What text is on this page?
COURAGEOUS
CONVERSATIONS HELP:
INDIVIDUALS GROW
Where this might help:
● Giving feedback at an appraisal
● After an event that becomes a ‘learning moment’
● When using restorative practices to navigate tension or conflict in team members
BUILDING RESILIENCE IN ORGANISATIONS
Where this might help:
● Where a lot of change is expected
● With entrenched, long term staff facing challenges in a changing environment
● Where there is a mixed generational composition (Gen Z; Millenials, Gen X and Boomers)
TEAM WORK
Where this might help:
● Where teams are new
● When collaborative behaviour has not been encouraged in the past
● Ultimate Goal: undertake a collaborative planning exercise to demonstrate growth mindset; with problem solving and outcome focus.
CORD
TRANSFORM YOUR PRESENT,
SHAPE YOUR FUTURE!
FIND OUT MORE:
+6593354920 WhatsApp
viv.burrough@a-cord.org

★ ★ ★ ★

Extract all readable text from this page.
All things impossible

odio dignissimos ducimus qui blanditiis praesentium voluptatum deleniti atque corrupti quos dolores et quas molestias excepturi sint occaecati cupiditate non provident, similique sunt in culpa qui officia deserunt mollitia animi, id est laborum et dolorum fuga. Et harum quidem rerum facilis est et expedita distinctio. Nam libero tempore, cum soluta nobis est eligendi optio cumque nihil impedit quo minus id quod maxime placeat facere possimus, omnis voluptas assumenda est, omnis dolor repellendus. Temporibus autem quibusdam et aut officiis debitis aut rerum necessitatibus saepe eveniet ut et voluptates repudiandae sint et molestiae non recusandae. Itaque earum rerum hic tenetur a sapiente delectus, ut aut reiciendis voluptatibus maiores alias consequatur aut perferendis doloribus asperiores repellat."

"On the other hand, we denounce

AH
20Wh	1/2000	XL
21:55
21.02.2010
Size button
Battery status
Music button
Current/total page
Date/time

★ ★ ★ ★

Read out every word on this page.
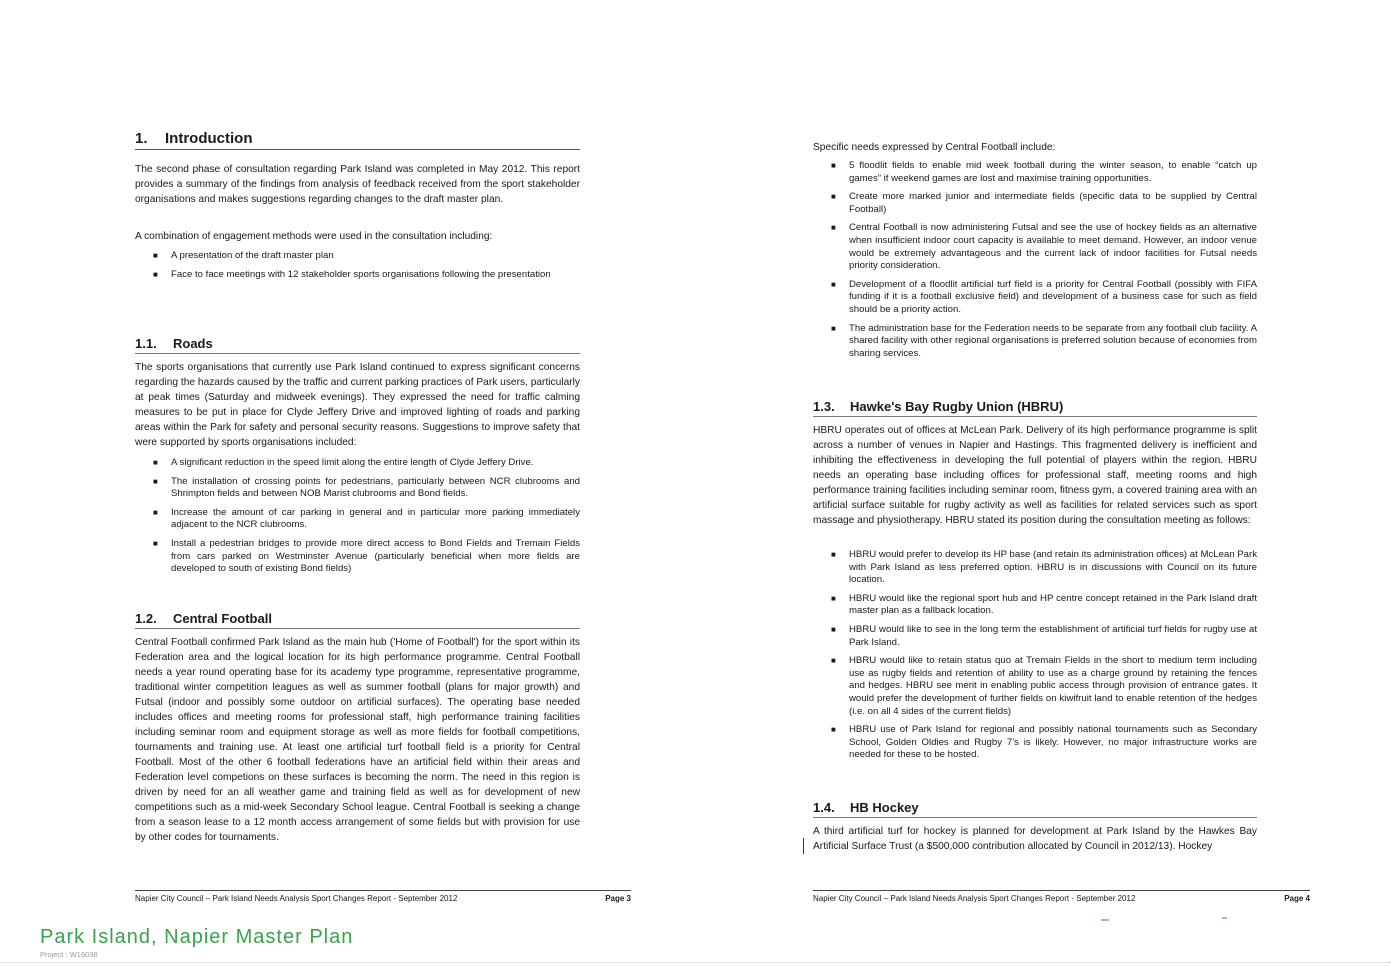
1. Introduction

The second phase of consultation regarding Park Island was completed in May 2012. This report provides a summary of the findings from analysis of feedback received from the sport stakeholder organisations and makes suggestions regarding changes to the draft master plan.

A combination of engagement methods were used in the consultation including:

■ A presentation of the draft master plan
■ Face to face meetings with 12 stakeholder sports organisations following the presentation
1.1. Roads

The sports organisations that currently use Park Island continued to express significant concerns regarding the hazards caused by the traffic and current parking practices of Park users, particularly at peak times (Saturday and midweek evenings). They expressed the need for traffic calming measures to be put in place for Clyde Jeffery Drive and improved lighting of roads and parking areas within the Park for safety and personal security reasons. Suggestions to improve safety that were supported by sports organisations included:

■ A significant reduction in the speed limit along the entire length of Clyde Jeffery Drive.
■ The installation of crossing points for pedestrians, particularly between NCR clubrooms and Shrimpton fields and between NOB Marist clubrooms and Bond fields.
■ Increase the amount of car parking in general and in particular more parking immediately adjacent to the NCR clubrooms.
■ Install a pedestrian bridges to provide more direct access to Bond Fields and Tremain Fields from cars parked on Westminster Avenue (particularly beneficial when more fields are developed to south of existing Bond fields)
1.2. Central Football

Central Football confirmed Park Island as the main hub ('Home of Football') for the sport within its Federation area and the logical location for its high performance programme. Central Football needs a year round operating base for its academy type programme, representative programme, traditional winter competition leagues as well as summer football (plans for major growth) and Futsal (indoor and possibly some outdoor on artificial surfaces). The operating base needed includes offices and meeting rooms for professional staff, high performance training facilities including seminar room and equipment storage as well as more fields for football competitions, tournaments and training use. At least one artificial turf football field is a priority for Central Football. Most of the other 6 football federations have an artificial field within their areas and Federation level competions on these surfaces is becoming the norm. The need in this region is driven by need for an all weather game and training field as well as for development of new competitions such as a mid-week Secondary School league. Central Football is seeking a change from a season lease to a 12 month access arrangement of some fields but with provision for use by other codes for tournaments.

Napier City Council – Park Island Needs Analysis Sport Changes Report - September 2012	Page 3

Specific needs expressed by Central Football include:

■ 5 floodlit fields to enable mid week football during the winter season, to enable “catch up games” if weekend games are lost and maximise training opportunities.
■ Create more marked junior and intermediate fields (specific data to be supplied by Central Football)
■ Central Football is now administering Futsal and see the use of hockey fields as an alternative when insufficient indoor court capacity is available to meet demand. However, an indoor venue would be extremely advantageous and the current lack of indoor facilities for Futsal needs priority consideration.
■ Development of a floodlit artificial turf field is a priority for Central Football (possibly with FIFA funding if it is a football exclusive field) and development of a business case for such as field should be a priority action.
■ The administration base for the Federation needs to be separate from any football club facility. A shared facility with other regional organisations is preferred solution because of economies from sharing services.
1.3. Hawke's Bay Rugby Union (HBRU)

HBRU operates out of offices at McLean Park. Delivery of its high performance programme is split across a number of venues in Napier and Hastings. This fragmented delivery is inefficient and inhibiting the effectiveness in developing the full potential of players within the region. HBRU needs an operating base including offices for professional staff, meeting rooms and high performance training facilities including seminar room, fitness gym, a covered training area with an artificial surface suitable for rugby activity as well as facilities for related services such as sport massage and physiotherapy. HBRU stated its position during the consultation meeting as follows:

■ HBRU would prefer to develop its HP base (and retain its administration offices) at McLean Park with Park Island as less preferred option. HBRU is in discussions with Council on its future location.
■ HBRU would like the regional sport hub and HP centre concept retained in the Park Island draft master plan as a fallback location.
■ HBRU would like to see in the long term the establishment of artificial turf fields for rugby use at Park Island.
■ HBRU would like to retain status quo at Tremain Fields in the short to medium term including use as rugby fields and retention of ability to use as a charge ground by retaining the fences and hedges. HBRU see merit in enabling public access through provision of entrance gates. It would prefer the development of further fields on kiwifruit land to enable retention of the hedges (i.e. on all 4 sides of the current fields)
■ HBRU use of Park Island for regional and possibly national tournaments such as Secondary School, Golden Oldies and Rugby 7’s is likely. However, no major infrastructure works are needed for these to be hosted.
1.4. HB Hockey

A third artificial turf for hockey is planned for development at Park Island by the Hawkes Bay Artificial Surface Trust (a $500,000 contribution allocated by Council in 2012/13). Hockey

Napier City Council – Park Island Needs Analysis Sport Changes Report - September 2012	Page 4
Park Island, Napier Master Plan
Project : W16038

★ ★ ★ ★

- _WHAT THE TASK ASKS_
Report only how many lines in the listing contain the string "collaborative".

- _EXERCISE RESPONSE_
2